Data tied to figure images:
________________
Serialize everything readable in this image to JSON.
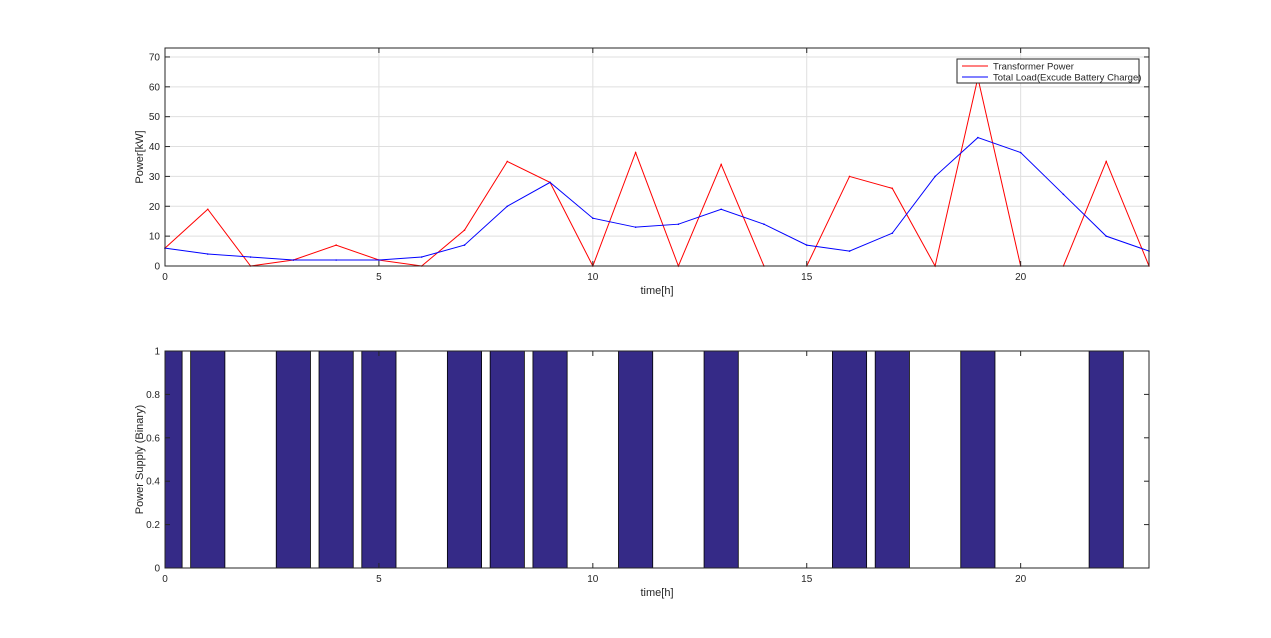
{
  "chart_data": [
    {
      "type": "line",
      "xlabel": "time[h]",
      "ylabel": "Power[kW]",
      "xlim": [
        0,
        23
      ],
      "ylim": [
        0,
        73
      ],
      "xticks": [
        0,
        5,
        10,
        15,
        20
      ],
      "yticks": [
        0,
        10,
        20,
        30,
        40,
        50,
        60,
        70
      ],
      "grid": true,
      "legend_position": "top-right",
      "x": [
        0,
        1,
        2,
        3,
        4,
        5,
        6,
        7,
        8,
        9,
        10,
        11,
        12,
        13,
        14,
        15,
        16,
        17,
        18,
        19,
        20,
        21,
        22,
        23
      ],
      "series": [
        {
          "name": "Transformer Power",
          "color": "#ff0000",
          "values": [
            6,
            19,
            0,
            2,
            7,
            2,
            0,
            12,
            35,
            28,
            0,
            38,
            0,
            34,
            0,
            0,
            30,
            26,
            0,
            63,
            0,
            0,
            35,
            0
          ]
        },
        {
          "name": "Total Load(Excude Battery Charge)",
          "color": "#0000ff",
          "values": [
            6,
            4,
            3,
            2,
            2,
            2,
            3,
            7,
            20,
            28,
            16,
            13,
            14,
            19,
            14,
            7,
            5,
            11,
            30,
            43,
            38,
            24,
            10,
            5
          ]
        }
      ]
    },
    {
      "type": "bar",
      "xlabel": "time[h]",
      "ylabel": "Power Supply (Binary)",
      "xlim": [
        0,
        23
      ],
      "ylim": [
        0,
        1
      ],
      "xticks": [
        0,
        5,
        10,
        15,
        20
      ],
      "yticks": [
        0,
        0.2,
        0.4,
        0.6,
        0.8,
        1
      ],
      "grid": false,
      "bar_color": "#352a87",
      "x": [
        0,
        1,
        2,
        3,
        4,
        5,
        6,
        7,
        8,
        9,
        10,
        11,
        12,
        13,
        14,
        15,
        16,
        17,
        18,
        19,
        20,
        21,
        22,
        23
      ],
      "values": [
        1,
        1,
        0,
        1,
        1,
        1,
        0,
        1,
        1,
        1,
        0,
        1,
        0,
        1,
        0,
        0,
        1,
        1,
        0,
        1,
        0,
        0,
        1,
        0
      ]
    }
  ]
}
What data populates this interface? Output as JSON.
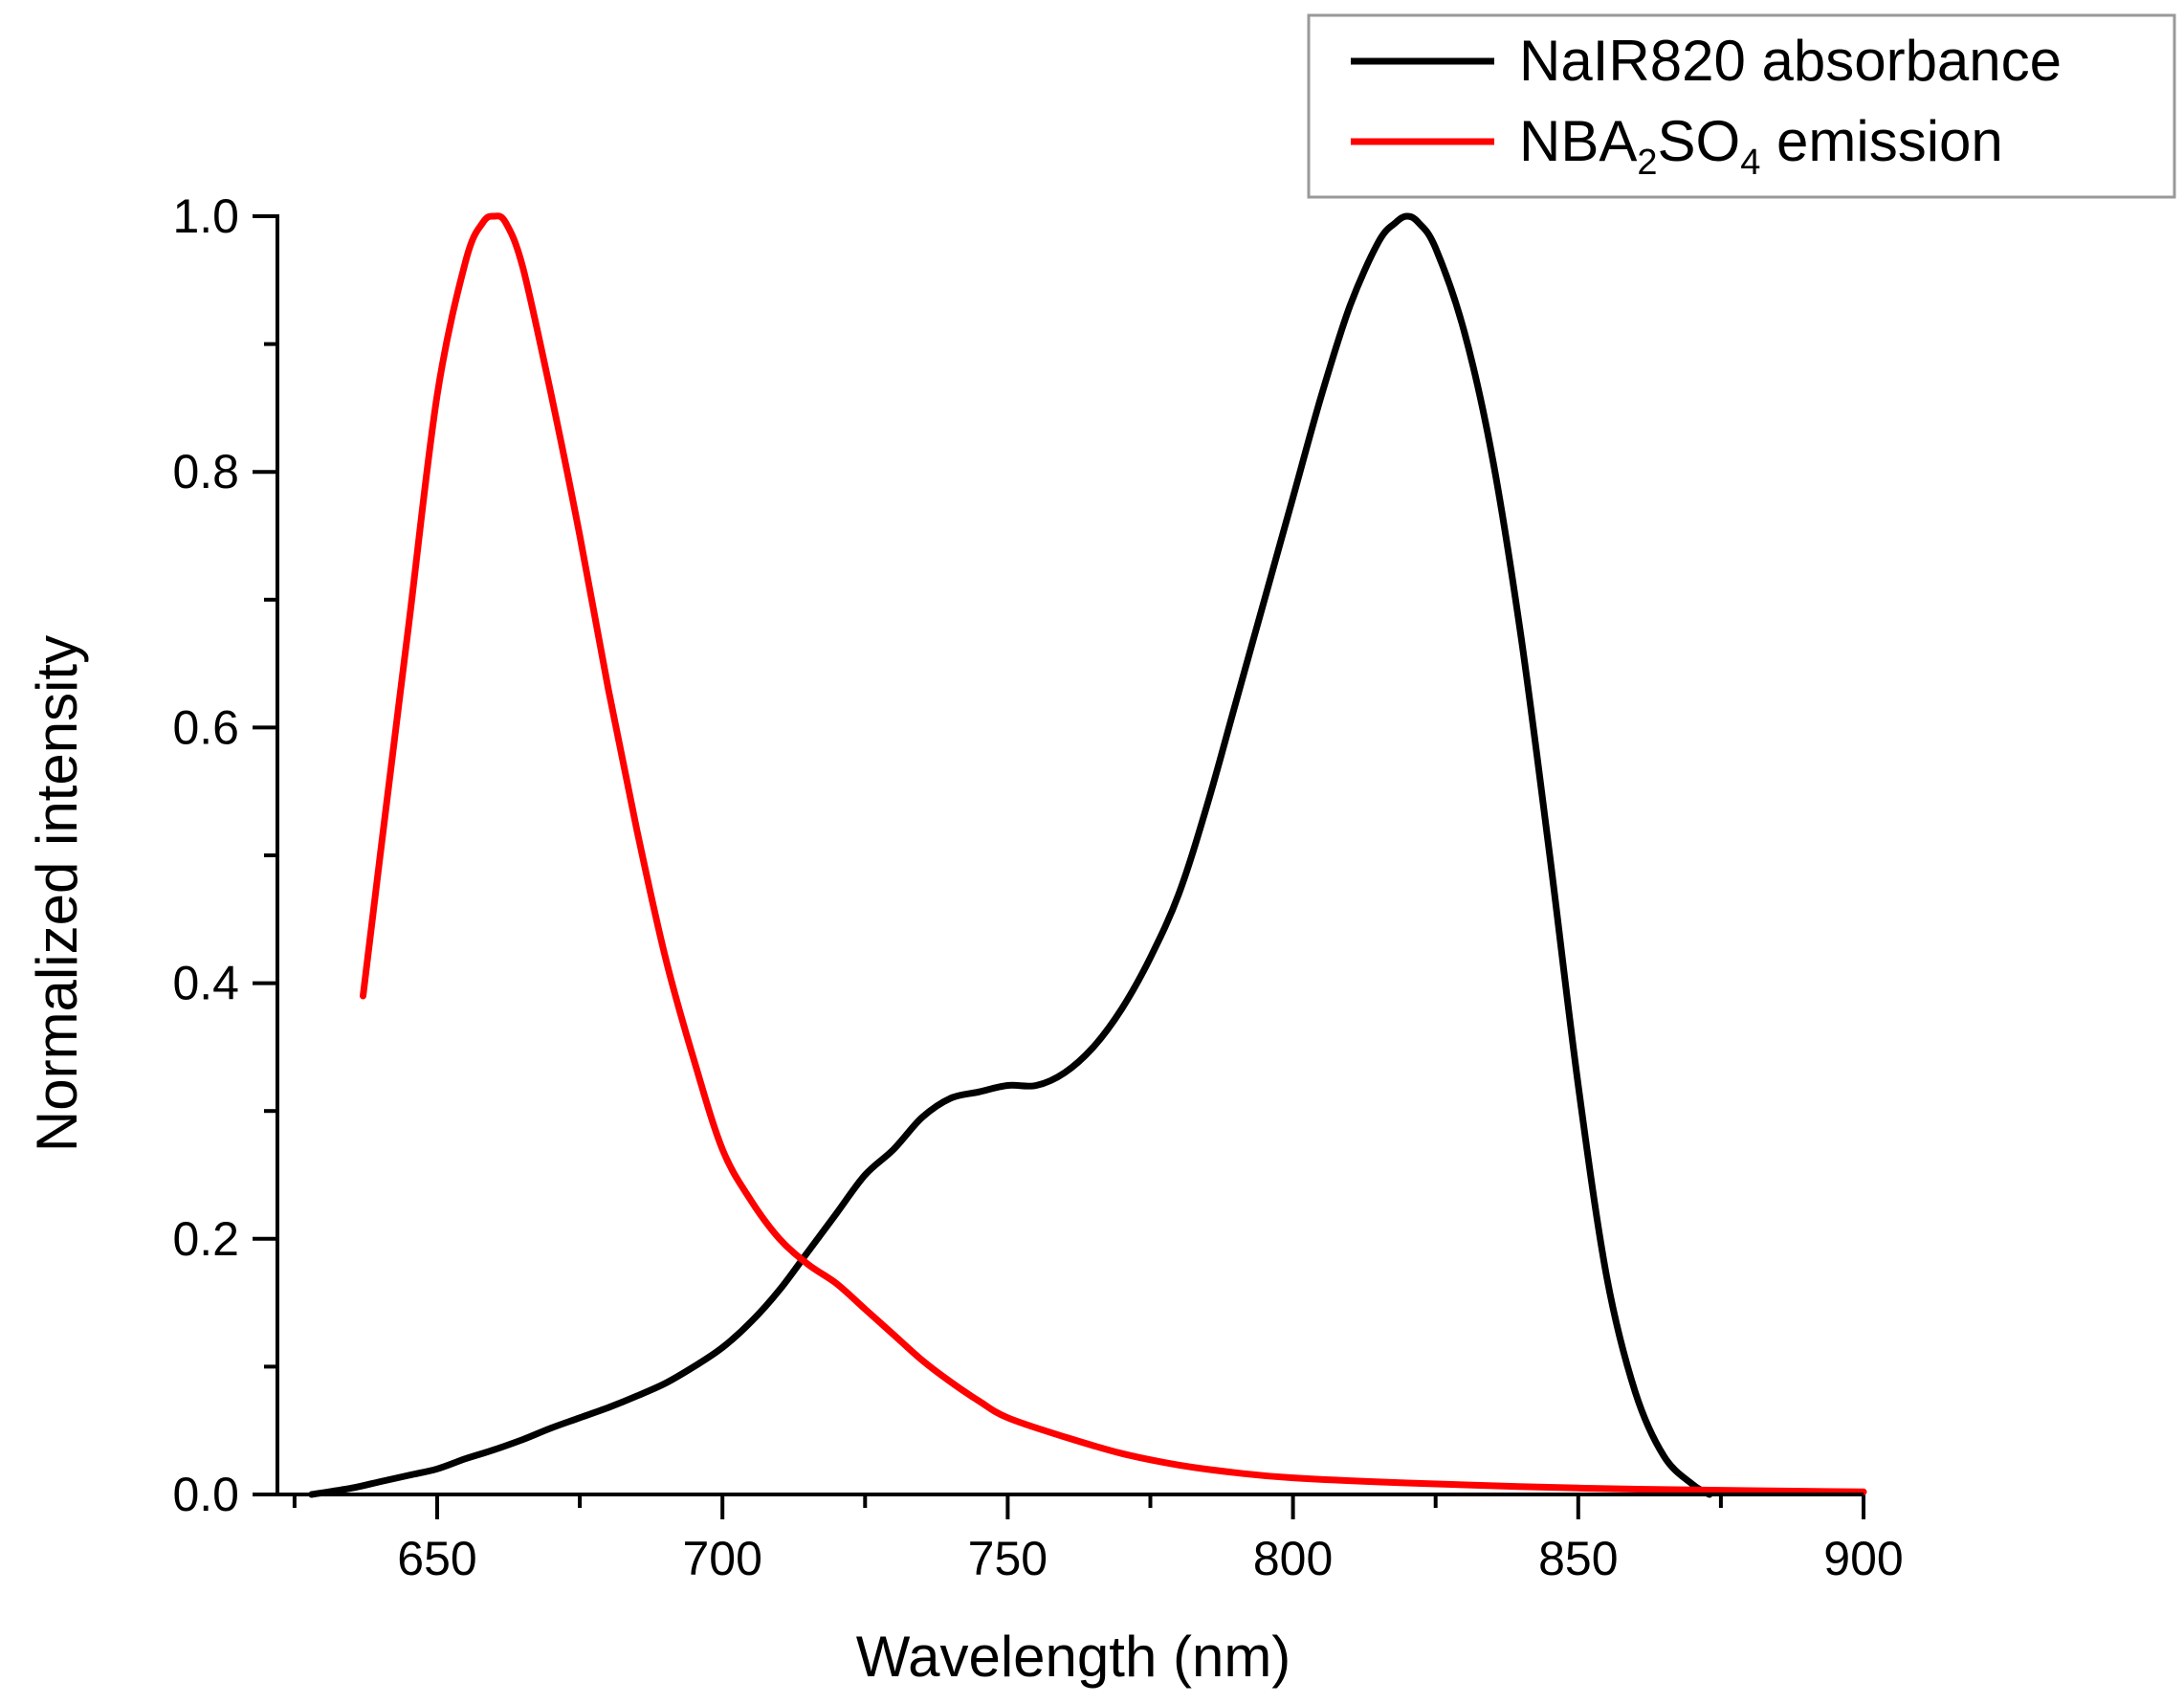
________________
**TO BE DONE:** Apart from the pictures, the entries above are to be repeated in full and exactly.

**EXERCISE OUTPUT:**
Serialize everything readable in this image to JSON.
{
  "chart_data": [
    {
      "type": "line",
      "xlabel": "time[h]",
      "ylabel": "Power[kW]",
      "xlim": [
        0,
        23
      ],
      "ylim": [
        0,
        73
      ],
      "xticks": [
        0,
        5,
        10,
        15,
        20
      ],
      "yticks": [
        0,
        10,
        20,
        30,
        40,
        50,
        60,
        70
      ],
      "grid": true,
      "legend_position": "top-right",
      "x": [
        0,
        1,
        2,
        3,
        4,
        5,
        6,
        7,
        8,
        9,
        10,
        11,
        12,
        13,
        14,
        15,
        16,
        17,
        18,
        19,
        20,
        21,
        22,
        23
      ],
      "series": [
        {
          "name": "Transformer Power",
          "color": "#ff0000",
          "values": [
            6,
            19,
            0,
            2,
            7,
            2,
            0,
            12,
            35,
            28,
            0,
            38,
            0,
            34,
            0,
            0,
            30,
            26,
            0,
            63,
            0,
            0,
            35,
            0
          ]
        },
        {
          "name": "Total Load(Excude Battery Charge)",
          "color": "#0000ff",
          "values": [
            6,
            4,
            3,
            2,
            2,
            2,
            3,
            7,
            20,
            28,
            16,
            13,
            14,
            19,
            14,
            7,
            5,
            11,
            30,
            43,
            38,
            24,
            10,
            5
          ]
        }
      ]
    },
    {
      "type": "bar",
      "xlabel": "time[h]",
      "ylabel": "Power Supply (Binary)",
      "xlim": [
        0,
        23
      ],
      "ylim": [
        0,
        1
      ],
      "xticks": [
        0,
        5,
        10,
        15,
        20
      ],
      "yticks": [
        0,
        0.2,
        0.4,
        0.6,
        0.8,
        1
      ],
      "grid": false,
      "bar_color": "#352a87",
      "x": [
        0,
        1,
        2,
        3,
        4,
        5,
        6,
        7,
        8,
        9,
        10,
        11,
        12,
        13,
        14,
        15,
        16,
        17,
        18,
        19,
        20,
        21,
        22,
        23
      ],
      "values": [
        1,
        1,
        0,
        1,
        1,
        1,
        0,
        1,
        1,
        1,
        0,
        1,
        0,
        1,
        0,
        0,
        1,
        1,
        0,
        1,
        0,
        0,
        1,
        0
      ]
    }
  ]
}
What data populates this interface? Output as JSON.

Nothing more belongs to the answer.